Extracted data.
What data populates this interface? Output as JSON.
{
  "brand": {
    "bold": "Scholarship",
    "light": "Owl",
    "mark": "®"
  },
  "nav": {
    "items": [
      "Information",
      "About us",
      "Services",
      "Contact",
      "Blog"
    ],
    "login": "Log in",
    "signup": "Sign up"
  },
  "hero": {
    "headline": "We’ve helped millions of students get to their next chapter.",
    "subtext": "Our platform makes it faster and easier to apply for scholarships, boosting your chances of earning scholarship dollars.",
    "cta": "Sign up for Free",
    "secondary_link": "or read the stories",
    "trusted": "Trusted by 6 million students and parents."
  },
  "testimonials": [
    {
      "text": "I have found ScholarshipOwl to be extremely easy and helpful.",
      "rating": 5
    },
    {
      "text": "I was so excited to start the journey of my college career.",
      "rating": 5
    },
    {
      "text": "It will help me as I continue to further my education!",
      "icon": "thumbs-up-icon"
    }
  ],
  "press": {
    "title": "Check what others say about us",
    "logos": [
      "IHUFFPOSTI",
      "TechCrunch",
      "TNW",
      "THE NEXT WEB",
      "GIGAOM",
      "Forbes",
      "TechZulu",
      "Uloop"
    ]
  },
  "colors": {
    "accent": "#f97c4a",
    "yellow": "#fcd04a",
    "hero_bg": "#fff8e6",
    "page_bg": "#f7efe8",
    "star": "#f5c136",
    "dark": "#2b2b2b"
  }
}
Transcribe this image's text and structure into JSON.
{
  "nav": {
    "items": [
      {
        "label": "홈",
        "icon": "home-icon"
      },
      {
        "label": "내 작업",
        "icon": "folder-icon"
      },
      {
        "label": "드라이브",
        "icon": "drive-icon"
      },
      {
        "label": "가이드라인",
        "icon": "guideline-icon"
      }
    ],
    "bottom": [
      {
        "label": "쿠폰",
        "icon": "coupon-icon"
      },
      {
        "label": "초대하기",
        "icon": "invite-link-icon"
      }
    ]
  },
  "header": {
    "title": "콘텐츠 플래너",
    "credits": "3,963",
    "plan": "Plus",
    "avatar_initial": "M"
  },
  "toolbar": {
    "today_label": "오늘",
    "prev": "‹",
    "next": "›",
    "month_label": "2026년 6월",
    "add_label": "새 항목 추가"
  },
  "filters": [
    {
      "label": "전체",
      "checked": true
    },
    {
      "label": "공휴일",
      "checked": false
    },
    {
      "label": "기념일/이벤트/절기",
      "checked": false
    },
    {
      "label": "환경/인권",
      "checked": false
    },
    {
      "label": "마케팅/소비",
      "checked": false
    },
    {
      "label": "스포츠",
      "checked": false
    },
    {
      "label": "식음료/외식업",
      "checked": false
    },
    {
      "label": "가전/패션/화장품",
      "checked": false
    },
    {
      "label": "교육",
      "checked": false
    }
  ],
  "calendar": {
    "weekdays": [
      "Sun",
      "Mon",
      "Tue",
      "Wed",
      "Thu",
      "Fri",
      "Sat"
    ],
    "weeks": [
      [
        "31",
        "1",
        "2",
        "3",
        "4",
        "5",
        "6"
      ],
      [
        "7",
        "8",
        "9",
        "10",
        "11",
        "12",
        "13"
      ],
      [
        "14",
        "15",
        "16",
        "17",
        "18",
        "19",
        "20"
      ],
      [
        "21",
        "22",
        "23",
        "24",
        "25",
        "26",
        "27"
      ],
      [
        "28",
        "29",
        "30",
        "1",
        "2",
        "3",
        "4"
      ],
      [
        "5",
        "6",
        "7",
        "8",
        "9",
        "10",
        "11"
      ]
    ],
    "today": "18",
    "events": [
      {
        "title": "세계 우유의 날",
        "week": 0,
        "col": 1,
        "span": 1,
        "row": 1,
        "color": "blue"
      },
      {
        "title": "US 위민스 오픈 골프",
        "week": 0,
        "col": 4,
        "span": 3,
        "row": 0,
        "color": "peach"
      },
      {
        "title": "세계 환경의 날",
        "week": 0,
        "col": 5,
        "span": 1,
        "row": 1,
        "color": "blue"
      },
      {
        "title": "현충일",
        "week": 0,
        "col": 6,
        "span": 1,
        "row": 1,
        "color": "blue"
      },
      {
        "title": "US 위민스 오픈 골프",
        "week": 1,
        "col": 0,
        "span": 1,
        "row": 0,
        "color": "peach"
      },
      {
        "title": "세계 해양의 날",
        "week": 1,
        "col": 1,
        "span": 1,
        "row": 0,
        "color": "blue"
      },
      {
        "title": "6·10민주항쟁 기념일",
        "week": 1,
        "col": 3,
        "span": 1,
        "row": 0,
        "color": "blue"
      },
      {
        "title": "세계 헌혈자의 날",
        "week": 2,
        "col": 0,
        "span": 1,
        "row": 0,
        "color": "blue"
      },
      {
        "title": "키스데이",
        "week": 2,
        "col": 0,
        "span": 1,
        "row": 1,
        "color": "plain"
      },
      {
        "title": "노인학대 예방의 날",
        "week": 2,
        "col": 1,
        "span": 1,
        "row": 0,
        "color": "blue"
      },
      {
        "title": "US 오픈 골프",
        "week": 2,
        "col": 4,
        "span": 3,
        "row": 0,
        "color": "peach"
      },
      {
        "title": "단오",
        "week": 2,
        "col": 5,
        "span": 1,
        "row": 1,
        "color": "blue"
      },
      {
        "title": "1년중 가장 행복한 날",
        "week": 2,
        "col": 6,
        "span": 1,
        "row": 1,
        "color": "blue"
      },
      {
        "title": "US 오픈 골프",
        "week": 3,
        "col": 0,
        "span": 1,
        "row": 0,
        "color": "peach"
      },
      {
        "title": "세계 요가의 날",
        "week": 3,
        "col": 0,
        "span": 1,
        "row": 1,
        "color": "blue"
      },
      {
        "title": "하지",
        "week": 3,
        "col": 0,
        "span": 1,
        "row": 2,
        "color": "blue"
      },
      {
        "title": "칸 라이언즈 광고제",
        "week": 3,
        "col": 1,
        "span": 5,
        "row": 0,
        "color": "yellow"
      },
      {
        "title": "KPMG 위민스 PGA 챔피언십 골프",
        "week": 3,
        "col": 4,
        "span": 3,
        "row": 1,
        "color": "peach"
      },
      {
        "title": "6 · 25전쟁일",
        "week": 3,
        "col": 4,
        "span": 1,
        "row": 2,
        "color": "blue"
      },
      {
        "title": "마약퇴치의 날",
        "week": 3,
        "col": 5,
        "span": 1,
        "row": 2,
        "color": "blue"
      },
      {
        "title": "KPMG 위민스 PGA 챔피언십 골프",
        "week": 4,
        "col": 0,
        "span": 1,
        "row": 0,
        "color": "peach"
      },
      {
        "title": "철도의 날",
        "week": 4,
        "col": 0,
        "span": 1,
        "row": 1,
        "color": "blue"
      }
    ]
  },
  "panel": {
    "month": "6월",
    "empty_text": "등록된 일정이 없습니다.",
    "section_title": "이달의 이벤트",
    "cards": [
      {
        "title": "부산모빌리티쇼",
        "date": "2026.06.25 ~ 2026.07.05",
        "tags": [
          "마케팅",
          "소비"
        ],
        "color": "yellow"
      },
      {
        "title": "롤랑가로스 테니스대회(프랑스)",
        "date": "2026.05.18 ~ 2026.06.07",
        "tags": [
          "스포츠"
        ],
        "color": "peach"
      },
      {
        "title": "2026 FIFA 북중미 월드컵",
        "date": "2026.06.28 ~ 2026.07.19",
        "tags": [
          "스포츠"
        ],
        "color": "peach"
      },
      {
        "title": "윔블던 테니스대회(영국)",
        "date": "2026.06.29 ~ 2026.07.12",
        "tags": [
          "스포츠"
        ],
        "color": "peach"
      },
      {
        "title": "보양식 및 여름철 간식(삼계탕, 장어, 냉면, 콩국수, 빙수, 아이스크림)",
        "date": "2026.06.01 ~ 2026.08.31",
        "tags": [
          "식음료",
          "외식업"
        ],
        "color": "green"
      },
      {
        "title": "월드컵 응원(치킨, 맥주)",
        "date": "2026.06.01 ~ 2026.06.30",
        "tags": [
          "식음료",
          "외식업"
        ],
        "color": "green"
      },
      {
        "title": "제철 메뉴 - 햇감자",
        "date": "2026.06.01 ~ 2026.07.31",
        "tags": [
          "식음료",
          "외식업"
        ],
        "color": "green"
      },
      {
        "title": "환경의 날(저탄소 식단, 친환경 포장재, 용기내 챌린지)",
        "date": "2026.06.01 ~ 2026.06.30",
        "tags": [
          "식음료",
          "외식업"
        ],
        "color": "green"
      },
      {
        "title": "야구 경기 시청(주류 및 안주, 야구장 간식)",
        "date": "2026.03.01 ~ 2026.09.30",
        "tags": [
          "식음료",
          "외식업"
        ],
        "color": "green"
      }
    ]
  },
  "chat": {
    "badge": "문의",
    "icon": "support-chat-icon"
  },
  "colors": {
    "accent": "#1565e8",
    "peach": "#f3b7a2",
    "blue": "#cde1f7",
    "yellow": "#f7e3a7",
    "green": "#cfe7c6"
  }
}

Task. Counting only lines of the data above that hold "students", report the total and nothing else.

Answer to the exercise. 2